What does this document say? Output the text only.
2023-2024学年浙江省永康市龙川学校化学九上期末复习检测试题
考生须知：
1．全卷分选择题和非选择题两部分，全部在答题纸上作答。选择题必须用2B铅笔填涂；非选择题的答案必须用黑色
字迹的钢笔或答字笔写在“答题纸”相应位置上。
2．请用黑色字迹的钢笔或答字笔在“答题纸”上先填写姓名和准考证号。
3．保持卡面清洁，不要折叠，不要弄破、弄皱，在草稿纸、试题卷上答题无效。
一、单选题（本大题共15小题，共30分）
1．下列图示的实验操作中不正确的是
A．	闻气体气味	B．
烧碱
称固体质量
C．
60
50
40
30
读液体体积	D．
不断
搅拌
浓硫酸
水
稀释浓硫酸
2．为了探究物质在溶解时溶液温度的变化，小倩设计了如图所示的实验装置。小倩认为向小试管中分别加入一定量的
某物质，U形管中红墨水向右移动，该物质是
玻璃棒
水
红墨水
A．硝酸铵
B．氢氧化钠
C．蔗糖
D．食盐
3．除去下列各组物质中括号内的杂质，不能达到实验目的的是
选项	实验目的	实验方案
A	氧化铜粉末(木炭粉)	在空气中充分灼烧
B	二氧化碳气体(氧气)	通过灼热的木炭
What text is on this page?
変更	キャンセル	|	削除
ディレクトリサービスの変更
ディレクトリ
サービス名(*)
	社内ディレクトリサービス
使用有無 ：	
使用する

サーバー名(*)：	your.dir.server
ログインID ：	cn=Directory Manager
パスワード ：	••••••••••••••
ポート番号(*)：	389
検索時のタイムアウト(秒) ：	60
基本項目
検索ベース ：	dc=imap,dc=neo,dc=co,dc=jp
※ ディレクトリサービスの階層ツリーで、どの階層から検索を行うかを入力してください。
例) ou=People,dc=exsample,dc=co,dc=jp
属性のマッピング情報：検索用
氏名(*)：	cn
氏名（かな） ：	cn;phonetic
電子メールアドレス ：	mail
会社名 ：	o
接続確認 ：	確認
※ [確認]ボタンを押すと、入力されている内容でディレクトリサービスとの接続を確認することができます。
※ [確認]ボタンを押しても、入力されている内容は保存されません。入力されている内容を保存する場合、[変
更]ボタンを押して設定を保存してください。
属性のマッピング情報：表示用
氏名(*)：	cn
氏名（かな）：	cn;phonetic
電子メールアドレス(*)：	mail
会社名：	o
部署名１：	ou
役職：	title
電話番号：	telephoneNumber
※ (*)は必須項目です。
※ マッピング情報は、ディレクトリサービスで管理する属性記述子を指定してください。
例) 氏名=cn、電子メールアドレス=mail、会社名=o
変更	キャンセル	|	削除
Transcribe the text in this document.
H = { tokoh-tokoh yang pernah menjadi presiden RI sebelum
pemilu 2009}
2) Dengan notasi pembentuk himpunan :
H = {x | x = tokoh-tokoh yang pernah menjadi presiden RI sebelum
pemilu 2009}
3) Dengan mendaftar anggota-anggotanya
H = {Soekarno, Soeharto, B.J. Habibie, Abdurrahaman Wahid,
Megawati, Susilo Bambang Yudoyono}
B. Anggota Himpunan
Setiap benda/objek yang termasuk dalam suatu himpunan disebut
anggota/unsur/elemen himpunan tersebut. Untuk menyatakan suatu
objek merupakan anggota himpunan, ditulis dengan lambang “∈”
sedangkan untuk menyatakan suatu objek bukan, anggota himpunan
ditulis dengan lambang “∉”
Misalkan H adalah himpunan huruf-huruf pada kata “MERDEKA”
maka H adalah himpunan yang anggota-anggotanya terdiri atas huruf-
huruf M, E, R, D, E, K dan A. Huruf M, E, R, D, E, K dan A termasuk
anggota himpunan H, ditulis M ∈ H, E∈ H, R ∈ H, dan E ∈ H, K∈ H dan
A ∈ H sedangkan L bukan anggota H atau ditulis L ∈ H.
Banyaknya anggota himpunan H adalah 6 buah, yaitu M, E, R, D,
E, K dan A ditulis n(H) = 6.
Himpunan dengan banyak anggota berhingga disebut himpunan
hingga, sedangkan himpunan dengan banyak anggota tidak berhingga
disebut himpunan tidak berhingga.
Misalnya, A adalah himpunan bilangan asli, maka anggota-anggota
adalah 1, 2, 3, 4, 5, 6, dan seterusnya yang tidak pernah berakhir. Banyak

▸ PROMPT
Please give back all of the records exactly as written.

▸ RESPONSE TO THIS EXERCISE
What does this document say? Output the text only.
2023-2024学年浙江省永康市龙川学校化学九上期末复习检测试题
考生须知：
1．全卷分选择题和非选择题两部分，全部在答题纸上作答。选择题必须用2B铅笔填涂；非选择题的答案必须用黑色
字迹的钢笔或答字笔写在“答题纸”相应位置上。
2．请用黑色字迹的钢笔或答字笔在“答题纸”上先填写姓名和准考证号。
3．保持卡面清洁，不要折叠，不要弄破、弄皱，在草稿纸、试题卷上答题无效。
一、单选题（本大题共15小题，共30分）
1．下列图示的实验操作中不正确的是
A．	闻气体气味	B．
烧碱
称固体质量
C．
60
50
40
30
读液体体积	D．
不断
搅拌
浓硫酸
水
稀释浓硫酸
2．为了探究物质在溶解时溶液温度的变化，小倩设计了如图所示的实验装置。小倩认为向小试管中分别加入一定量的
某物质，U形管中红墨水向右移动，该物质是
玻璃棒
水
红墨水
A．硝酸铵
B．氢氧化钠
C．蔗糖
D．食盐
3．除去下列各组物质中括号内的杂质，不能达到实验目的的是
选项	实验目的	实验方案
A	氧化铜粉末(木炭粉)	在空气中充分灼烧
B	二氧化碳气体(氧气)	通过灼热的木炭
What text is on this page?
変更	キャンセル	|	削除
ディレクトリサービスの変更
ディレクトリ
サービス名(*)
	社内ディレクトリサービス
使用有無 ：	
使用する

サーバー名(*)：	your.dir.server
ログインID ：	cn=Directory Manager
パスワード ：	••••••••••••••
ポート番号(*)：	389
検索時のタイムアウト(秒) ：	60
基本項目
検索ベース ：	dc=imap,dc=neo,dc=co,dc=jp
※ ディレクトリサービスの階層ツリーで、どの階層から検索を行うかを入力してください。
例) ou=People,dc=exsample,dc=co,dc=jp
属性のマッピング情報：検索用
氏名(*)：	cn
氏名（かな） ：	cn;phonetic
電子メールアドレス ：	mail
会社名 ：	o
接続確認 ：	確認
※ [確認]ボタンを押すと、入力されている内容でディレクトリサービスとの接続を確認することができます。
※ [確認]ボタンを押しても、入力されている内容は保存されません。入力されている内容を保存する場合、[変
更]ボタンを押して設定を保存してください。
属性のマッピング情報：表示用
氏名(*)：	cn
氏名（かな）：	cn;phonetic
電子メールアドレス(*)：	mail
会社名：	o
部署名１：	ou
役職：	title
電話番号：	telephoneNumber
※ (*)は必須項目です。
※ マッピング情報は、ディレクトリサービスで管理する属性記述子を指定してください。
例) 氏名=cn、電子メールアドレス=mail、会社名=o
変更	キャンセル	|	削除
Transcribe the text in this document.
H = { tokoh-tokoh yang pernah menjadi presiden RI sebelum
pemilu 2009}
2) Dengan notasi pembentuk himpunan :
H = {x | x = tokoh-tokoh yang pernah menjadi presiden RI sebelum
pemilu 2009}
3) Dengan mendaftar anggota-anggotanya
H = {Soekarno, Soeharto, B.J. Habibie, Abdurrahaman Wahid,
Megawati, Susilo Bambang Yudoyono}
B. Anggota Himpunan
Setiap benda/objek yang termasuk dalam suatu himpunan disebut
anggota/unsur/elemen himpunan tersebut. Untuk menyatakan suatu
objek merupakan anggota himpunan, ditulis dengan lambang “∈”
sedangkan untuk menyatakan suatu objek bukan, anggota himpunan
ditulis dengan lambang “∉”
Misalkan H adalah himpunan huruf-huruf pada kata “MERDEKA”
maka H adalah himpunan yang anggota-anggotanya terdiri atas huruf-
huruf M, E, R, D, E, K dan A. Huruf M, E, R, D, E, K dan A termasuk
anggota himpunan H, ditulis M ∈ H, E∈ H, R ∈ H, dan E ∈ H, K∈ H dan
A ∈ H sedangkan L bukan anggota H atau ditulis L ∈ H.
Banyaknya anggota himpunan H adalah 6 buah, yaitu M, E, R, D,
E, K dan A ditulis n(H) = 6.
Himpunan dengan banyak anggota berhingga disebut himpunan
hingga, sedangkan himpunan dengan banyak anggota tidak berhingga
disebut himpunan tidak berhingga.
Misalnya, A adalah himpunan bilangan asli, maka anggota-anggota
adalah 1, 2, 3, 4, 5, 6, dan seterusnya yang tidak pernah berakhir. Banyak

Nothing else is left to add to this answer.